Data excerpts:
________________________________________

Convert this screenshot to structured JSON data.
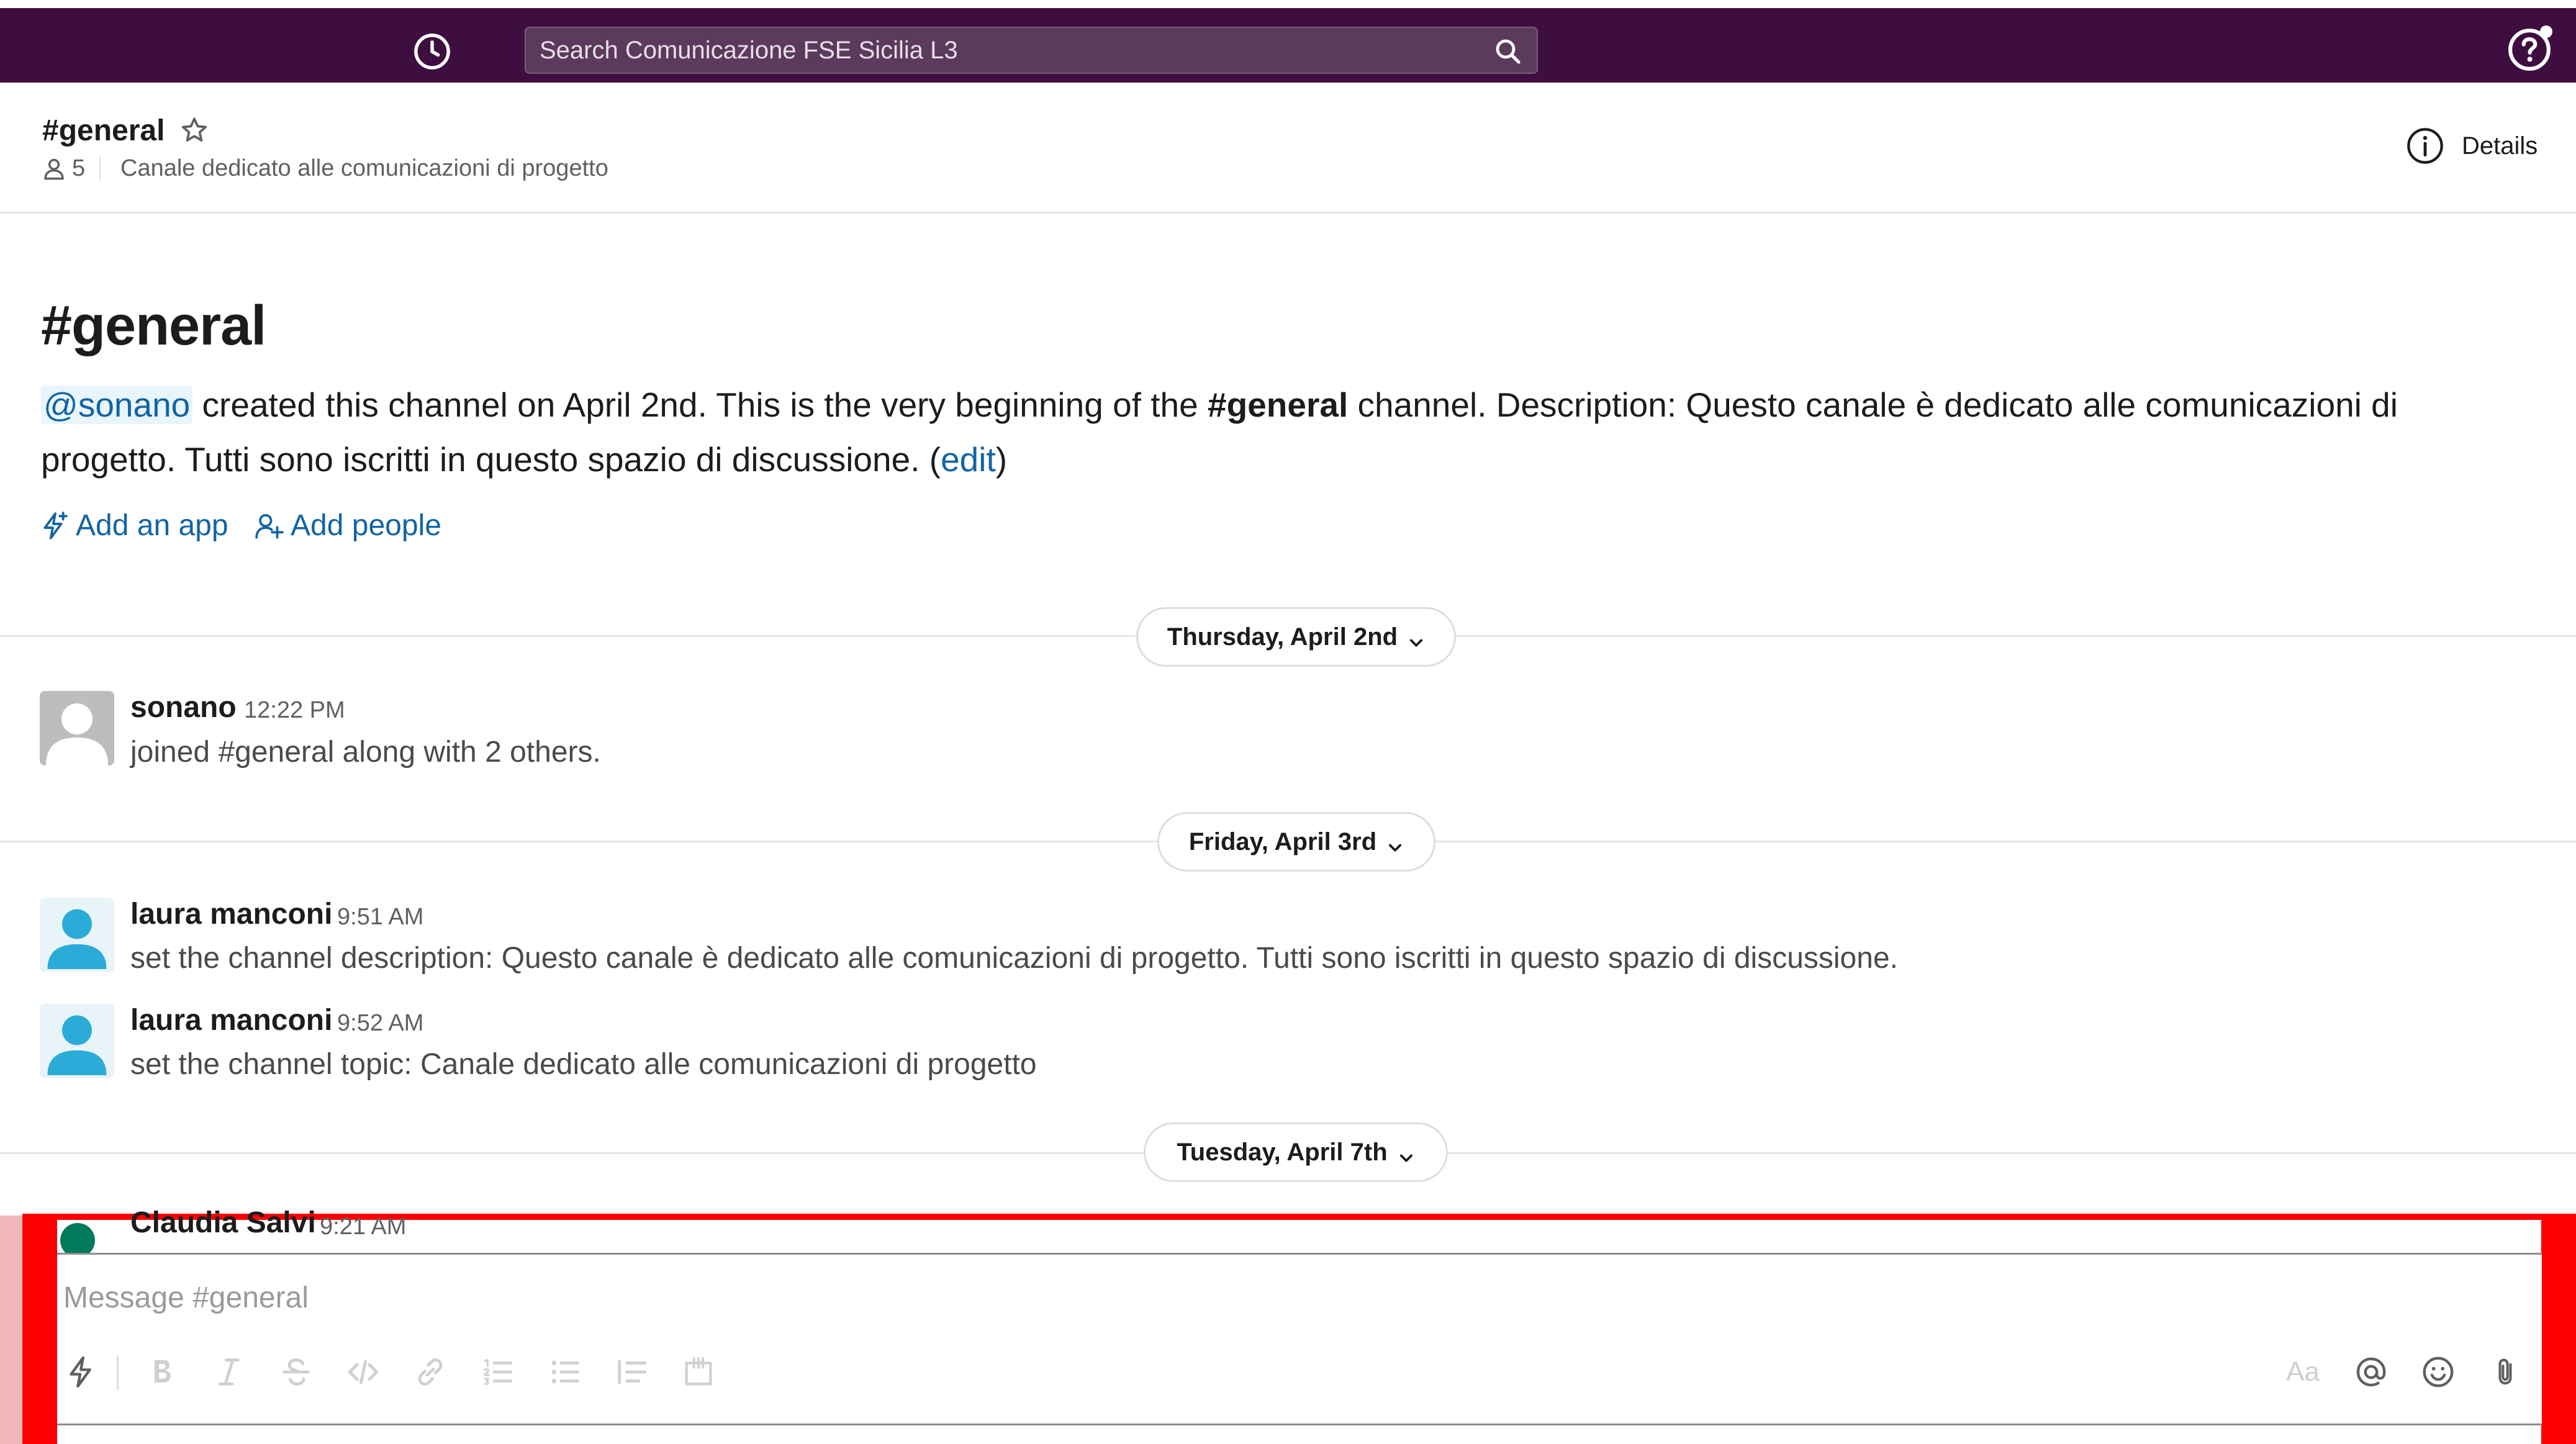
{
  "top_bar": {
    "search_placeholder": "Search Comunicazione FSE Sicilia L3"
  },
  "channel_header": {
    "name": "#general",
    "member_count": "5",
    "topic": "Canale dedicato alle comunicazioni di progetto",
    "details_label": "Details"
  },
  "intro": {
    "title": "#general",
    "mention": "@sonano",
    "text_1": " created this channel on April 2nd. This is the very beginning of the ",
    "channel_bold": "#general",
    "text_2": " channel. Description: Questo canale è dedicato alle comunicazioni di progetto. Tutti sono iscritti in questo spazio di discussione. (",
    "edit_label": "edit",
    "text_3": ")",
    "add_app_label": "Add an app",
    "add_people_label": "Add people"
  },
  "days": [
    {
      "label": "Thursday, April 2nd"
    },
    {
      "label": "Friday, April 3rd"
    },
    {
      "label": "Tuesday, April 7th"
    }
  ],
  "messages": [
    {
      "author": "sonano",
      "time": "12:22 PM",
      "text": "joined #general along with 2 others."
    },
    {
      "author": "laura manconi",
      "time": "9:51 AM",
      "text": "set the channel description: Questo canale è dedicato alle comunicazioni di progetto. Tutti sono iscritti in questo spazio di discussione."
    },
    {
      "author": "laura manconi",
      "time": "9:52 AM",
      "text": "set the channel topic: Canale dedicato alle comunicazioni di progetto"
    },
    {
      "author": "Claudia Salvi",
      "time": "9:21 AM",
      "text": ""
    }
  ],
  "composer": {
    "placeholder": "Message #general",
    "toolbar_left": [
      "shortcuts-icon",
      "bold-icon",
      "italic-icon",
      "strikethrough-icon",
      "code-icon",
      "link-icon",
      "ordered-list-icon",
      "bulleted-list-icon",
      "blockquote-icon",
      "code-block-icon"
    ],
    "toolbar_right": [
      "formatting-icon",
      "mention-icon",
      "emoji-icon",
      "attachment-icon"
    ],
    "formatting_label": "Aa"
  },
  "colors": {
    "top_bar": "#3f0e40",
    "link": "#1264a3",
    "highlight_frame": "#ff0000",
    "avatar_blue": "#2bacd8",
    "avatar_gray": "#bdbdbd",
    "avatar_green": "#007a5a"
  }
}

________________________________________

Without the pictures, copy the material exactly as given.

Convert this screenshot to structured JSON data.
{
  "top_bar": {
    "search_placeholder": "Search Comunicazione FSE Sicilia L3"
  },
  "channel_header": {
    "name": "#general",
    "member_count": "5",
    "topic": "Canale dedicato alle comunicazioni di progetto",
    "details_label": "Details"
  },
  "intro": {
    "title": "#general",
    "mention": "@sonano",
    "text_1": " created this channel on April 2nd. This is the very beginning of the ",
    "channel_bold": "#general",
    "text_2": " channel. Description: Questo canale è dedicato alle comunicazioni di progetto. Tutti sono iscritti in questo spazio di discussione. (",
    "edit_label": "edit",
    "text_3": ")",
    "add_app_label": "Add an app",
    "add_people_label": "Add people"
  },
  "days": [
    {
      "label": "Thursday, April 2nd"
    },
    {
      "label": "Friday, April 3rd"
    },
    {
      "label": "Tuesday, April 7th"
    }
  ],
  "messages": [
    {
      "author": "sonano",
      "time": "12:22 PM",
      "text": "joined #general along with 2 others."
    },
    {
      "author": "laura manconi",
      "time": "9:51 AM",
      "text": "set the channel description: Questo canale è dedicato alle comunicazioni di progetto. Tutti sono iscritti in questo spazio di discussione."
    },
    {
      "author": "laura manconi",
      "time": "9:52 AM",
      "text": "set the channel topic: Canale dedicato alle comunicazioni di progetto"
    },
    {
      "author": "Claudia Salvi",
      "time": "9:21 AM",
      "text": ""
    }
  ],
  "composer": {
    "placeholder": "Message #general",
    "toolbar_left": [
      "shortcuts-icon",
      "bold-icon",
      "italic-icon",
      "strikethrough-icon",
      "code-icon",
      "link-icon",
      "ordered-list-icon",
      "bulleted-list-icon",
      "blockquote-icon",
      "code-block-icon"
    ],
    "toolbar_right": [
      "formatting-icon",
      "mention-icon",
      "emoji-icon",
      "attachment-icon"
    ],
    "formatting_label": "Aa"
  },
  "colors": {
    "top_bar": "#3f0e40",
    "link": "#1264a3",
    "highlight_frame": "#ff0000",
    "avatar_blue": "#2bacd8",
    "avatar_gray": "#bdbdbd",
    "avatar_green": "#007a5a"
  }
}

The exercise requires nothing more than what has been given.